== TEXTE À LIRE

Photo 1 : Une vue de la ville de Kigali au pied du mont Kigali dans les années 1970
Crédit : Archive de la Mairie de la ville de Kigali.
Photo 2 : Une vue de la ville de Kigali en août 2022
Crédit : T. Brou, 2022.
13Sur la première photo, datant des années 1970, la ville de Kigali ressemblait plus à un bourg. Elle ne comportait que quelques immeubles et les habitations, visibles au premier plan, étaient pour l’essentiel de petite taille. La ville était organisée par quelques artères principales délimitant des quartiers non planifiés. La photo montre également qu’aucune rue n’était bitumée. La deuxième photo montre le même territoire en 2022 avec, au premier plan, le quartier résidentiel de Kicukiro et, au second, les bâtiments administratifs du centre-ville et l’emblématique Kigali Convention Center, symbole de la modernisation de la ville de Kigali.

====

EXERCICES -
a – Les affirmations suivantes sont-elles conformes au texte sur Kigali ? (i) Dans les années 1970, les rues de Kigali étaient bitumées. (ii) Le quartier résidentiel de Kicukiro apparaît au premier plan de la deuxième photo. (iii) Dans les années 1970, la ville comptait de nombreux immeubles. Pour chacune, répondez par oui ou par non et citez les mots décisifs du texte.
b – Pouvez-vous écrire la suite du texte sur Kigali, à partir de sa dernière phrase ?

== EXTRAIT DE DONNÉES

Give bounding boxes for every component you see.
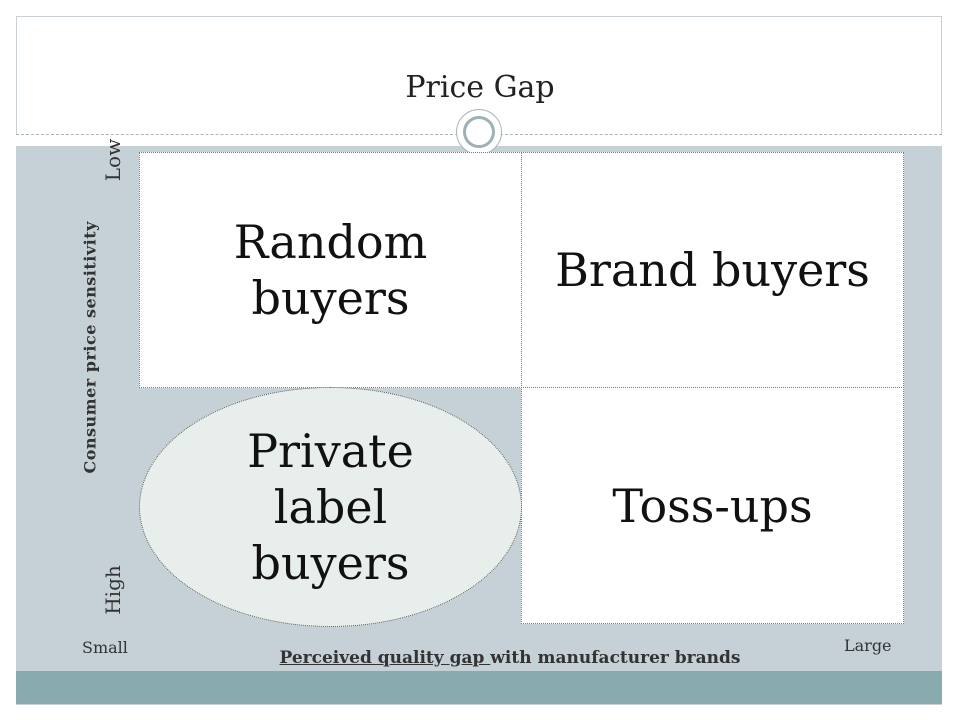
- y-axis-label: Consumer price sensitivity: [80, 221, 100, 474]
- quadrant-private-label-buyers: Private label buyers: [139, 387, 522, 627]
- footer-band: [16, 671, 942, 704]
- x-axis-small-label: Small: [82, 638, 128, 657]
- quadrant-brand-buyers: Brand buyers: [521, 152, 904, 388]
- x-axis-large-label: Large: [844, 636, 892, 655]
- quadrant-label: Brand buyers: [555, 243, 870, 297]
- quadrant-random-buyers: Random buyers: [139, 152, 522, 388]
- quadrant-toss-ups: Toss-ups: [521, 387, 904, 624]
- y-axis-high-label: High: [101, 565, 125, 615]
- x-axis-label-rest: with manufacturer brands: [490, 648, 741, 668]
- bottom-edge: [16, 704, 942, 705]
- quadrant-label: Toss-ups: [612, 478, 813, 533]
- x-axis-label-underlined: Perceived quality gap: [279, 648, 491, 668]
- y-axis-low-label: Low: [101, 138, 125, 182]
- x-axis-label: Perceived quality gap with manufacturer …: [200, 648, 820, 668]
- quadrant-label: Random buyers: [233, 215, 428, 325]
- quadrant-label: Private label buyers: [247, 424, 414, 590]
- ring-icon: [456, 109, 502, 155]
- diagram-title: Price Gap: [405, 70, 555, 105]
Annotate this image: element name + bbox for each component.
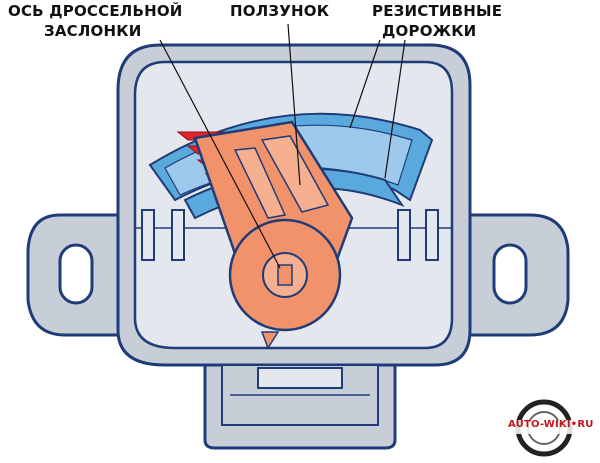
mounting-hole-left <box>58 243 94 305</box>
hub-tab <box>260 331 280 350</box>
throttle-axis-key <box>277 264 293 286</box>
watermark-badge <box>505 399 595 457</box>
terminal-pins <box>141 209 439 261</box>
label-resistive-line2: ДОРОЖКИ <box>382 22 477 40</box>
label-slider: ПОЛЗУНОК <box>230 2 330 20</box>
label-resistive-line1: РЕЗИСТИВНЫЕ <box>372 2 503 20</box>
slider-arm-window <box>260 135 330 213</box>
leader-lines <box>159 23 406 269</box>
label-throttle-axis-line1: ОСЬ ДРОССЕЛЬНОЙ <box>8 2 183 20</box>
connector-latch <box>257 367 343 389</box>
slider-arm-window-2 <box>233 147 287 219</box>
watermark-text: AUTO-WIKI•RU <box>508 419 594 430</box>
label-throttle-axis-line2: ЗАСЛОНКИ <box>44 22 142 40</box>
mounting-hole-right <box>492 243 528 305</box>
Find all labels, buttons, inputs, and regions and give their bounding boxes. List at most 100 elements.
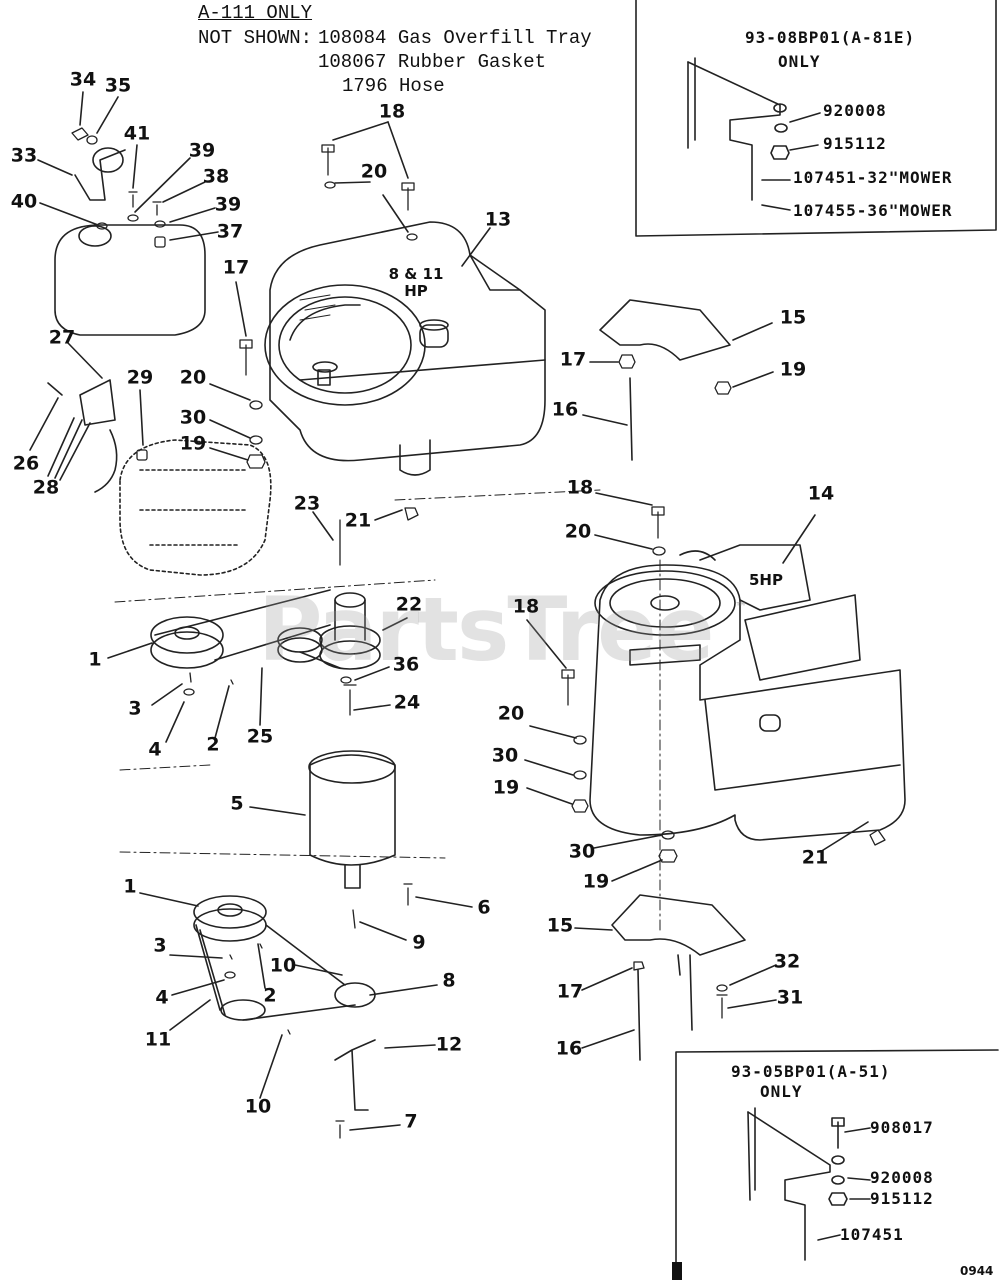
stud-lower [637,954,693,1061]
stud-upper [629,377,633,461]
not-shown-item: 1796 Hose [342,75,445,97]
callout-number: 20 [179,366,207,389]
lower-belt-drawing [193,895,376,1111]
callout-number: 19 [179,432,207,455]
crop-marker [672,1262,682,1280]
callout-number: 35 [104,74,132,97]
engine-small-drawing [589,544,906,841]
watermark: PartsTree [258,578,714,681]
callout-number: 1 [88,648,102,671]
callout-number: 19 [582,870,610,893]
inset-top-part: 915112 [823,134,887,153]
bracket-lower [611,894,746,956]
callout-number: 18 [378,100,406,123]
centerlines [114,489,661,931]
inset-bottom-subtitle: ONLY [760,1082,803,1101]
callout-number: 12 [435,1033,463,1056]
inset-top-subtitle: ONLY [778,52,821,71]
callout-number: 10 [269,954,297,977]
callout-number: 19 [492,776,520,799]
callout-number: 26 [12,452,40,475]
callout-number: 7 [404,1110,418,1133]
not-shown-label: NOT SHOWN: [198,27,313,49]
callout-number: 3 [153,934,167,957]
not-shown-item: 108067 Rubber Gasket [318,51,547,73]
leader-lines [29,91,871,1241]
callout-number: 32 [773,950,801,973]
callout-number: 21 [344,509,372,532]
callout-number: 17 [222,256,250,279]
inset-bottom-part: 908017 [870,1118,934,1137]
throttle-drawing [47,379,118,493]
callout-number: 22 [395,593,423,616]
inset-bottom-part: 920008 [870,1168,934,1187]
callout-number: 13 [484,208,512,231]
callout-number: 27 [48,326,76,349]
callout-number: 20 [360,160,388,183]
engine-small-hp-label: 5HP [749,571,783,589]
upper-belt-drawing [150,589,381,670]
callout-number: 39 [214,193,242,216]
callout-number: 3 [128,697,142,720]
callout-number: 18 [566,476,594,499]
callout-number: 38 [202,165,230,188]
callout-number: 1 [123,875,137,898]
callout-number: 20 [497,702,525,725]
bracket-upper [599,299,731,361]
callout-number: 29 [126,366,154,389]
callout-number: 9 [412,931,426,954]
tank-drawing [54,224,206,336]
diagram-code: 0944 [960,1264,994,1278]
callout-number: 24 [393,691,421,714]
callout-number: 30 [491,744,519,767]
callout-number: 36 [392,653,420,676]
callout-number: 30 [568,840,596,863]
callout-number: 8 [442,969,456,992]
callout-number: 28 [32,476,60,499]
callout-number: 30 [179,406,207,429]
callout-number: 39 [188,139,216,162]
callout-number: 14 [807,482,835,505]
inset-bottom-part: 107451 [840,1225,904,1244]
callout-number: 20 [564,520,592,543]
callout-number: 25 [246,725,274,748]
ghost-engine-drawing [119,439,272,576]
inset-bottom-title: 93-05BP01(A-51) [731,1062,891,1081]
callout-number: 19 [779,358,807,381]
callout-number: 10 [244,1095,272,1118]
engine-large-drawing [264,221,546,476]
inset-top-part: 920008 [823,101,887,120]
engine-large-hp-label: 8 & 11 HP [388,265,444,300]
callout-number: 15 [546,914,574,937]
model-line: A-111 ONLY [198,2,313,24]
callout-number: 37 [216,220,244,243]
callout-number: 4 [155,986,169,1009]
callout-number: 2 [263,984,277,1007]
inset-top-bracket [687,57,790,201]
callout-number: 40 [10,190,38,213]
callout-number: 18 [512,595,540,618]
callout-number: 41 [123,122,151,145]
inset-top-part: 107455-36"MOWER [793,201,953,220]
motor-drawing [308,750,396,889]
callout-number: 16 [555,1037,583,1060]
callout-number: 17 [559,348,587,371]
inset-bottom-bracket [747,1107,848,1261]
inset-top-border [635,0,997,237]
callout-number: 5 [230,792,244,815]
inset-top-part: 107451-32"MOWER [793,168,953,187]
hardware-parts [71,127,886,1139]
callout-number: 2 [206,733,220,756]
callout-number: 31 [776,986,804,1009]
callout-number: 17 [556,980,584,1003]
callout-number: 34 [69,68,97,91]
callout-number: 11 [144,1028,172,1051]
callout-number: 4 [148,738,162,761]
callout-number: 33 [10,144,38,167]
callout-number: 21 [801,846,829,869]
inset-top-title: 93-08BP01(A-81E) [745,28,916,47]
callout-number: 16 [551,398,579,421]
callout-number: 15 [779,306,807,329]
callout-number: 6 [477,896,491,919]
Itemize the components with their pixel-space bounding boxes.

====
== EXTRAIT DE DONNÉES

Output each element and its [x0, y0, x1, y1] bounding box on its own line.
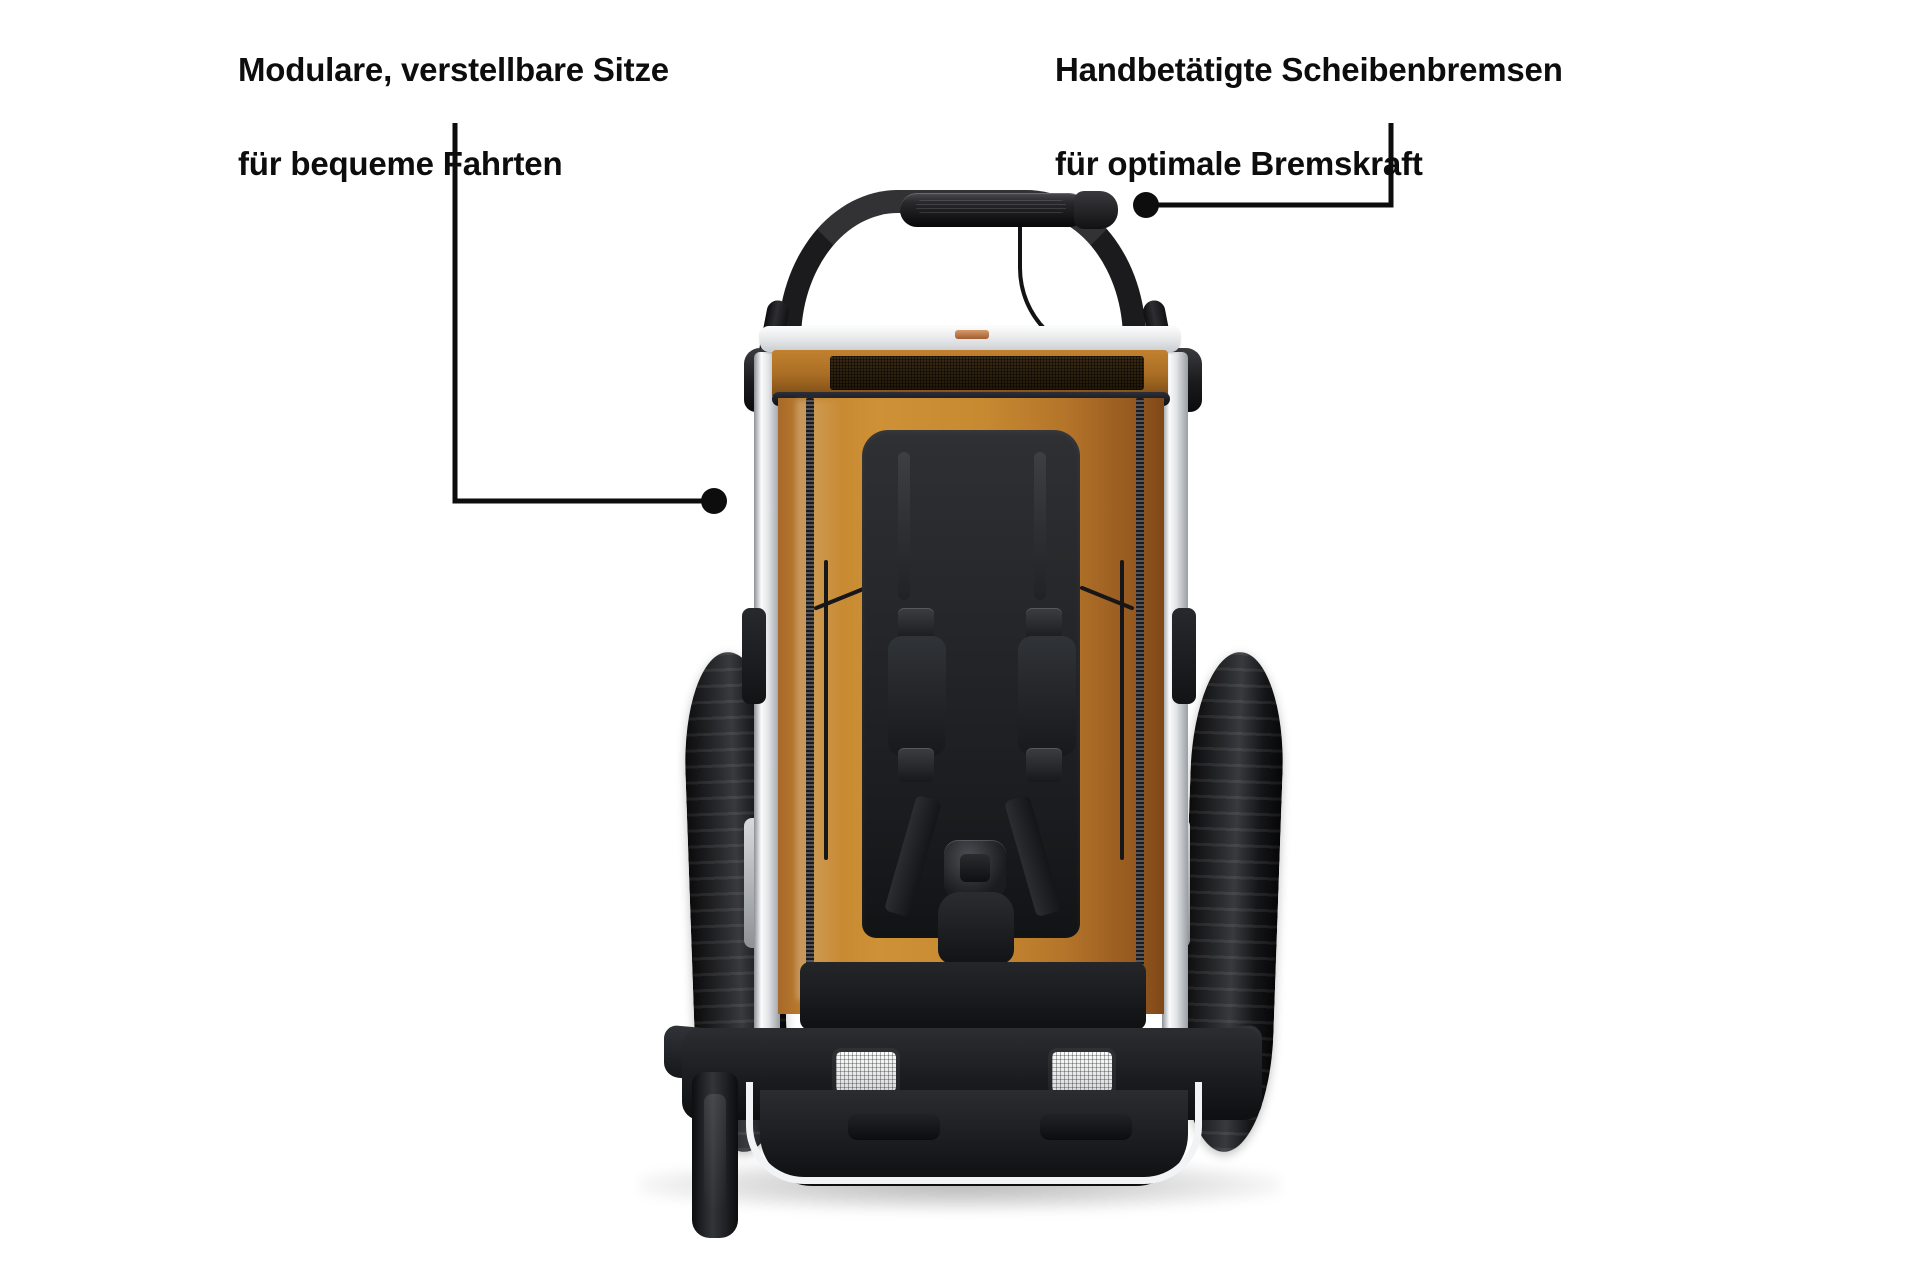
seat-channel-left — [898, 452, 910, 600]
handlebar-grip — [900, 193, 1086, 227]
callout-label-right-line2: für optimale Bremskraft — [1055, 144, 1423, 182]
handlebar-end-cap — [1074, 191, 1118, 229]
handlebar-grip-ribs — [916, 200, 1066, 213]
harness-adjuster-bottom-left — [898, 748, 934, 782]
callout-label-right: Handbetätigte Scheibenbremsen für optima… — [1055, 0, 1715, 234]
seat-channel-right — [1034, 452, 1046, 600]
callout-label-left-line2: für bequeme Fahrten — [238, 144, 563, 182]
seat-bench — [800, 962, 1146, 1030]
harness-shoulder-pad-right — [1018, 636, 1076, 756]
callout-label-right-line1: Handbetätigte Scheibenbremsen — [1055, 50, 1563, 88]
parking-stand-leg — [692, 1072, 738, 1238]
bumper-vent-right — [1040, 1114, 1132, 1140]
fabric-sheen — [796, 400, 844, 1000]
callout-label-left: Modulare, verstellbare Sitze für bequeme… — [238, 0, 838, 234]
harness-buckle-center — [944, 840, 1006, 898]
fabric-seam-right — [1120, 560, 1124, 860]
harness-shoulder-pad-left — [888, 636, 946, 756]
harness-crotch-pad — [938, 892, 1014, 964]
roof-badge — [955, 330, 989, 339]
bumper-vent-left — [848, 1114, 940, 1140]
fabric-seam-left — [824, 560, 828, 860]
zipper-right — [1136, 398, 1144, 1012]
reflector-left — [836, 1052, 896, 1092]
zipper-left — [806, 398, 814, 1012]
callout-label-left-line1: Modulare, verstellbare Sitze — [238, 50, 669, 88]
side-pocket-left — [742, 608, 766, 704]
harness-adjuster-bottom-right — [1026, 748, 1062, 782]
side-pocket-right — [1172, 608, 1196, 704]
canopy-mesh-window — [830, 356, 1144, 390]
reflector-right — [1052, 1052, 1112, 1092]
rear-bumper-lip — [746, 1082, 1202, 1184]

====

RÉPONSES -
a –
(i) Non : « aucune rue n’était bitumée ».
(ii) Oui : « au premier plan, le quartier résidentiel de Kicukiro ».
(iii) Non : « Elle ne comportait que quelques immeubles ».

b –
14La figure 2 permet d’analyser l’évolution à long terme de la tâche urbaine de 1984 à 2021. En effet, jusqu’en 1985, la ville était principalement limitée aux quartiers de Nyarugenge, Muhima, Biryogo, Gikondo, Kimihurura, Kacyiru, Nyakabanda, Kimisagara et au versant nord du quartier de Nyarurama. Entre 1984 et 2010, la tache urbaine s’est étendue vers le nord comme à Gatsata, Karuruma, Gisozi et Kagugu, et à l’est en direction de l’aéroport, notamment à Remera, Kanombe (City of Kigali 2013, 2019). Les évolutions récentes sont les plus remarquables. En 2021, la tâche urbaine a atteint les limites est et sud de la ville de Kigali. Elle a également progressé vers le nord-est.
Figure 2 : Évolution spatiale de la tâche urbaine de 1984 à 2021 à Kigali
Traitement des données et réalisation cartographique T. Brou, 2022. Source : Landsat.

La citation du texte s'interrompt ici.